═════ DATA IN THIS EXERCISE ═════
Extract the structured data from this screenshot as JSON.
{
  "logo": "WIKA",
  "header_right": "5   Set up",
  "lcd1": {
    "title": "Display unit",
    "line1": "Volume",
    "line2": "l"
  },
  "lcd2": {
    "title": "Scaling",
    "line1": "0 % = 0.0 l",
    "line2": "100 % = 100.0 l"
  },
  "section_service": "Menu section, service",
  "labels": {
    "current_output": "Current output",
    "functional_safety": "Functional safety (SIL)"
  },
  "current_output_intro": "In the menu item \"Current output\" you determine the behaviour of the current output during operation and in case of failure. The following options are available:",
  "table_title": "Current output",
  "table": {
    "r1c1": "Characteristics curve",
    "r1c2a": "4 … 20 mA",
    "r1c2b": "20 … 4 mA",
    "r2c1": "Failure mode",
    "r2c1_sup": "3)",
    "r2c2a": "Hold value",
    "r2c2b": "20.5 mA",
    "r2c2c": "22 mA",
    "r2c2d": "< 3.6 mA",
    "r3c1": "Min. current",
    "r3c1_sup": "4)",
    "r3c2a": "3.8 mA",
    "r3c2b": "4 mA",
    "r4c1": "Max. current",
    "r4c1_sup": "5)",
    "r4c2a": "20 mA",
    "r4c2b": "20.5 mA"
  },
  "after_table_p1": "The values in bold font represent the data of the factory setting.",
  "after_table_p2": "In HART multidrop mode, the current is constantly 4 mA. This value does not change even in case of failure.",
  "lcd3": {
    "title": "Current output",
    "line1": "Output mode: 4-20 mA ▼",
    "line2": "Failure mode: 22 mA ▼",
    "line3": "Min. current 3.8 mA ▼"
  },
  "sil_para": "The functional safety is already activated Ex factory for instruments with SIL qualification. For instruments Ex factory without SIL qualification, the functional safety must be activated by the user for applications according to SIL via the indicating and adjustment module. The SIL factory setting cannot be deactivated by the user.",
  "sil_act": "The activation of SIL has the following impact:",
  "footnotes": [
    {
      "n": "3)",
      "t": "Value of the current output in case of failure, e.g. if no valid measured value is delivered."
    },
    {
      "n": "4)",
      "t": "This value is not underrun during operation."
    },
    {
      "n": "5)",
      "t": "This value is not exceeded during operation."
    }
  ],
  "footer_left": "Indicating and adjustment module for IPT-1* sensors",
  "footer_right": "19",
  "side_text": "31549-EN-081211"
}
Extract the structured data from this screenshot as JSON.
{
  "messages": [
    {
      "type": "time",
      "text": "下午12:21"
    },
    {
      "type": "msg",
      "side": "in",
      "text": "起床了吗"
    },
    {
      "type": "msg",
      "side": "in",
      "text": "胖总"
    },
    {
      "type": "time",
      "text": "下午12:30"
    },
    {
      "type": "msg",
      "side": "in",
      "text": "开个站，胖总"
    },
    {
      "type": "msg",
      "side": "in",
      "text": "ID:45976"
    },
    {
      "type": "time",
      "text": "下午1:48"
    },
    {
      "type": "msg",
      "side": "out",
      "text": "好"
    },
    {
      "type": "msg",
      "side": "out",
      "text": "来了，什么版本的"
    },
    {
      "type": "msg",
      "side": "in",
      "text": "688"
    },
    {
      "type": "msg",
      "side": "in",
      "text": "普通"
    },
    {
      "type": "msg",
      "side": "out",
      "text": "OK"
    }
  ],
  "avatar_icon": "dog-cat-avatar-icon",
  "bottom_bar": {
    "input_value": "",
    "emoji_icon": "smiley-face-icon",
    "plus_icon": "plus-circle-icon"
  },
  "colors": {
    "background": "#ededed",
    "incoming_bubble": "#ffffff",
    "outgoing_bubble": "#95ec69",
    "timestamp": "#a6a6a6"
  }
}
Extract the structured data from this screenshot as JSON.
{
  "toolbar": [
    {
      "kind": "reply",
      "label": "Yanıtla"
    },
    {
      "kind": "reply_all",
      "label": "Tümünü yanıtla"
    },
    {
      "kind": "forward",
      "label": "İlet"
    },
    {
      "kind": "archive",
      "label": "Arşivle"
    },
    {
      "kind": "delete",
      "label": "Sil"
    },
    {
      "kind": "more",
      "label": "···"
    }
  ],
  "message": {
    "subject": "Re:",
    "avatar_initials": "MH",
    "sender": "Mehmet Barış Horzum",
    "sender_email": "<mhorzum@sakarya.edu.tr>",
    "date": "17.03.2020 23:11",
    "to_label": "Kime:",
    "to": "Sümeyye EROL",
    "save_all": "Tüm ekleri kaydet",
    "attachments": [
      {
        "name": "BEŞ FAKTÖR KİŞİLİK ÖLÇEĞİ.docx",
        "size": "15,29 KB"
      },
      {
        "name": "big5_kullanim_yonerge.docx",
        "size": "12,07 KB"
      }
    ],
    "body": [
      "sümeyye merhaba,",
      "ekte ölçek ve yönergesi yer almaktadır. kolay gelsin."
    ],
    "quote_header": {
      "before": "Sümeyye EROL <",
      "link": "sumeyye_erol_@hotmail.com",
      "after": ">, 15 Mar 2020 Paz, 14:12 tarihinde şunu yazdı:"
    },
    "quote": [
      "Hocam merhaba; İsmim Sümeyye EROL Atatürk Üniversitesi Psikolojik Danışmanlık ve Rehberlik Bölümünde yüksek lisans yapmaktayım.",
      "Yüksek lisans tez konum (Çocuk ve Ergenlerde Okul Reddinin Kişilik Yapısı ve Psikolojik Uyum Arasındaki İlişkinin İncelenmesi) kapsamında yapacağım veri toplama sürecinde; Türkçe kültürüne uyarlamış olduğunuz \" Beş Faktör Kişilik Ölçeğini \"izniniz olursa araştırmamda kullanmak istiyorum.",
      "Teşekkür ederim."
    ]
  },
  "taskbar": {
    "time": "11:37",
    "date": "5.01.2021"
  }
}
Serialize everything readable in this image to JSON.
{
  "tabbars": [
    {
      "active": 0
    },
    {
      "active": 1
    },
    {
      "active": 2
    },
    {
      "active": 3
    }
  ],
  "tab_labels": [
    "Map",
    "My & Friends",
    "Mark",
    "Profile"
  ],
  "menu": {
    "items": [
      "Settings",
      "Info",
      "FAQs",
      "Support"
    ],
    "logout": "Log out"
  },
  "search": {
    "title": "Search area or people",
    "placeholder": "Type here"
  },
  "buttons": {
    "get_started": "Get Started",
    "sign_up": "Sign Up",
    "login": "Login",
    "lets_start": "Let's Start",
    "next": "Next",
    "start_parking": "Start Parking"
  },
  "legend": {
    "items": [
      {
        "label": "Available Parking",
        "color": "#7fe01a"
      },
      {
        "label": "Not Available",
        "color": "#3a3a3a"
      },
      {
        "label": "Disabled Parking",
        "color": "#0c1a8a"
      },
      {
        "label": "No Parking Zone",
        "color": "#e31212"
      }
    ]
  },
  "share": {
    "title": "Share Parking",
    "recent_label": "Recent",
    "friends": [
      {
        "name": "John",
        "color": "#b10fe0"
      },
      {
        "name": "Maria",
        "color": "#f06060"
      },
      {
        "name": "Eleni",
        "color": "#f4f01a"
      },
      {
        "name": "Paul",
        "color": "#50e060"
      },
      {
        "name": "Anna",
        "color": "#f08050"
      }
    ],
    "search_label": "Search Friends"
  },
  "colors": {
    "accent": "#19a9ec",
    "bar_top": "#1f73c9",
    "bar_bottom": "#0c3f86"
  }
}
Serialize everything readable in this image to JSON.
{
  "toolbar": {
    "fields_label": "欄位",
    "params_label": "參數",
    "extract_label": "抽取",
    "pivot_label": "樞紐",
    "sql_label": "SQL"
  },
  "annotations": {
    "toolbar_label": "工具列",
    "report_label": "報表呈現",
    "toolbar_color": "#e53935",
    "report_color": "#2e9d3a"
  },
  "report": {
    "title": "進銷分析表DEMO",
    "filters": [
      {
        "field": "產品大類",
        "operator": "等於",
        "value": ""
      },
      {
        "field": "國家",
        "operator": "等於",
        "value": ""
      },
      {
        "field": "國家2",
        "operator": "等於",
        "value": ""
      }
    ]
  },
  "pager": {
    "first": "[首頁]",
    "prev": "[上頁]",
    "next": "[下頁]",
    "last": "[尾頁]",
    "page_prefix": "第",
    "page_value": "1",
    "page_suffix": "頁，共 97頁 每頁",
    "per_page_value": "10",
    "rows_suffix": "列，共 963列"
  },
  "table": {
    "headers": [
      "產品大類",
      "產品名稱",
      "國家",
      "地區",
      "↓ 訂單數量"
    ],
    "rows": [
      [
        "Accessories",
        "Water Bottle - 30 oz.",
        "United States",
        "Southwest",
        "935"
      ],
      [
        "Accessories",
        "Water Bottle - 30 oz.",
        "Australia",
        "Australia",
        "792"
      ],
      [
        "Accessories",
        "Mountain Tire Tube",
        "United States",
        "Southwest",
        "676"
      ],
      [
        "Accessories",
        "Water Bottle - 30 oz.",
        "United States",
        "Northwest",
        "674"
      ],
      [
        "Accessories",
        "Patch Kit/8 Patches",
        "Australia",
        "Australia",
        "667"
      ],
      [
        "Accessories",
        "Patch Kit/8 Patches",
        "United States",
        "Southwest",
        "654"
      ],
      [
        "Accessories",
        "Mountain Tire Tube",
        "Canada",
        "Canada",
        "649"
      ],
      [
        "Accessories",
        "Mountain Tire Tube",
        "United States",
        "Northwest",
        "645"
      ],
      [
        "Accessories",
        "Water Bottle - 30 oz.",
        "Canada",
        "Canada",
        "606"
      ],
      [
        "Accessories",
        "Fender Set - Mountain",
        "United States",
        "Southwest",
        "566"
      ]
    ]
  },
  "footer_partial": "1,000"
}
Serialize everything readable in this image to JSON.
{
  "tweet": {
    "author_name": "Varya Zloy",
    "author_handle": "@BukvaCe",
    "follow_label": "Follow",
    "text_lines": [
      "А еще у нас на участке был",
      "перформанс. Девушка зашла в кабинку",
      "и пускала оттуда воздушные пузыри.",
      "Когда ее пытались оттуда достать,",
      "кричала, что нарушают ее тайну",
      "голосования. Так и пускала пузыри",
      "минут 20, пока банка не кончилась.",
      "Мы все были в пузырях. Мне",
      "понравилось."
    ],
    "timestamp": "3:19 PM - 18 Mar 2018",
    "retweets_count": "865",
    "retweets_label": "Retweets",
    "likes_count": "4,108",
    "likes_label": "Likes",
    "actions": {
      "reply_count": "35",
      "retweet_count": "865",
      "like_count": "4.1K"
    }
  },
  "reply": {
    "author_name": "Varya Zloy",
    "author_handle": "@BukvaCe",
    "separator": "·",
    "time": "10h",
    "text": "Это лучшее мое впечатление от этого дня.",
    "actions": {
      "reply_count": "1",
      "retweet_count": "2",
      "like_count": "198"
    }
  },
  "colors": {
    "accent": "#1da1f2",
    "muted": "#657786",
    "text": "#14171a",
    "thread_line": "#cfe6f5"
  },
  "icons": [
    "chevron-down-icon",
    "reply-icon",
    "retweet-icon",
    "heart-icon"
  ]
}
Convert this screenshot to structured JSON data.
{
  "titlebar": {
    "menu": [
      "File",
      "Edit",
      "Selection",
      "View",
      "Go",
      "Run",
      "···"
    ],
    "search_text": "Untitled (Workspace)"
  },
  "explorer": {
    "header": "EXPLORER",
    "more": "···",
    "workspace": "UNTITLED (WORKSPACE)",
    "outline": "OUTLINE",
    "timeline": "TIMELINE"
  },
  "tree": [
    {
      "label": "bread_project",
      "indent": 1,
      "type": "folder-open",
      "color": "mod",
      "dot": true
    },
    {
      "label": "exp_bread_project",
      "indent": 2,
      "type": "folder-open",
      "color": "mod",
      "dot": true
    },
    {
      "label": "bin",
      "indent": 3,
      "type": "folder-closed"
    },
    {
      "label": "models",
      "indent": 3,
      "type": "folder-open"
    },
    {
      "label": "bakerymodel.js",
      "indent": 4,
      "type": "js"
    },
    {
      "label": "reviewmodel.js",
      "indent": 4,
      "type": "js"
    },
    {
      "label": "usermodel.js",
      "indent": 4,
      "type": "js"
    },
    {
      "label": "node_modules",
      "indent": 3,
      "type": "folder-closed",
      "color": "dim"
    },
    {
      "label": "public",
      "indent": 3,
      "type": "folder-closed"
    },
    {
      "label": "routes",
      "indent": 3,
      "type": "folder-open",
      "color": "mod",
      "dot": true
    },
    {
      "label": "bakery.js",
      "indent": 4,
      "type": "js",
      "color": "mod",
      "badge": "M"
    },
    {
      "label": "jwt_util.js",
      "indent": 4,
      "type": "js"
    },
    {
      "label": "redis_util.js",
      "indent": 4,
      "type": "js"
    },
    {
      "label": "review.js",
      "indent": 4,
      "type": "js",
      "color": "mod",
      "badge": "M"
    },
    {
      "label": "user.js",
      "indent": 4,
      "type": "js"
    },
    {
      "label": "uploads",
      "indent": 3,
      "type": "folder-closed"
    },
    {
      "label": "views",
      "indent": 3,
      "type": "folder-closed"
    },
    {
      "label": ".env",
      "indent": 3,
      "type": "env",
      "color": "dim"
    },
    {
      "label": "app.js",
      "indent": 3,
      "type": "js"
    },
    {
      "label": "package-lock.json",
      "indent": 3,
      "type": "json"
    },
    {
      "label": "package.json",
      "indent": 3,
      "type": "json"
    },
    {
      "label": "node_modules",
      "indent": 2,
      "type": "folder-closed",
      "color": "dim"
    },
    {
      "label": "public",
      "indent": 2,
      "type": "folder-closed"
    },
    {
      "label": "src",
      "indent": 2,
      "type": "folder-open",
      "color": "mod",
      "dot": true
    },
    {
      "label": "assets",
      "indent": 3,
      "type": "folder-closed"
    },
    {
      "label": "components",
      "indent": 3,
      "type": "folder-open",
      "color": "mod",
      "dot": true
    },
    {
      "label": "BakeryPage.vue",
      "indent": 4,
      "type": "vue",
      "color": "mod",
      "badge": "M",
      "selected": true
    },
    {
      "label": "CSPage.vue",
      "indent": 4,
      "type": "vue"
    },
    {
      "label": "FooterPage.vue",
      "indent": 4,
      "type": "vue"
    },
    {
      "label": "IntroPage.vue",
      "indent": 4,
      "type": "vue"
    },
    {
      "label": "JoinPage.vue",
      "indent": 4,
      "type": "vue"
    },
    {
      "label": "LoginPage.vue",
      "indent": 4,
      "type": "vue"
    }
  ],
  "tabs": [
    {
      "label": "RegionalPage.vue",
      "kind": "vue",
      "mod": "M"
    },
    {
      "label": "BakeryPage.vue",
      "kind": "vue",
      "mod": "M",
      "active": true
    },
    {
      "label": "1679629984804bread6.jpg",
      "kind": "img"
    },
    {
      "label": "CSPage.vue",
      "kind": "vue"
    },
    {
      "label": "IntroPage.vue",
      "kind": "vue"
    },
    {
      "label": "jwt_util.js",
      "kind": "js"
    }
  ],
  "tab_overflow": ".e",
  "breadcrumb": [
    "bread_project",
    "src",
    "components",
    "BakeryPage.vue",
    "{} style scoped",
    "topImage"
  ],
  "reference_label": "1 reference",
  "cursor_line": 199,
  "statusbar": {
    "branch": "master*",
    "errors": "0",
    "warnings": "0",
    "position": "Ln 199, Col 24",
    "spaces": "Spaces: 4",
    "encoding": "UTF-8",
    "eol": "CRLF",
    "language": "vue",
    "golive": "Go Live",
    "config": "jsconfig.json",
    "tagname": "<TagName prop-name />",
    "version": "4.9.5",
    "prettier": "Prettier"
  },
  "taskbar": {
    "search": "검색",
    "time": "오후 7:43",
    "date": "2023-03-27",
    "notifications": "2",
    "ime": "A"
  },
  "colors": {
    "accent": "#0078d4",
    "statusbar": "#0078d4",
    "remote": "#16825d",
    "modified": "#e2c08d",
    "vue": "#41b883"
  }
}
═════
*WHAT YOU ARE ASKED TO DO*
Pull out every line holding "adjustment" from the records above, and copy it.

*RESULT FOR THIS EXERCISE*
  "sil_para": "The functional safety is already activated Ex factory for instruments with SIL qualification. For instruments Ex factory without SIL qualification, the functional safety must be activated by the user for applications according to SIL via the indicating and adjustment module. The SIL factory setting cannot be deactivated by the user.",
  "footer_left": "Indicating and adjustment module for IPT-1* sensors",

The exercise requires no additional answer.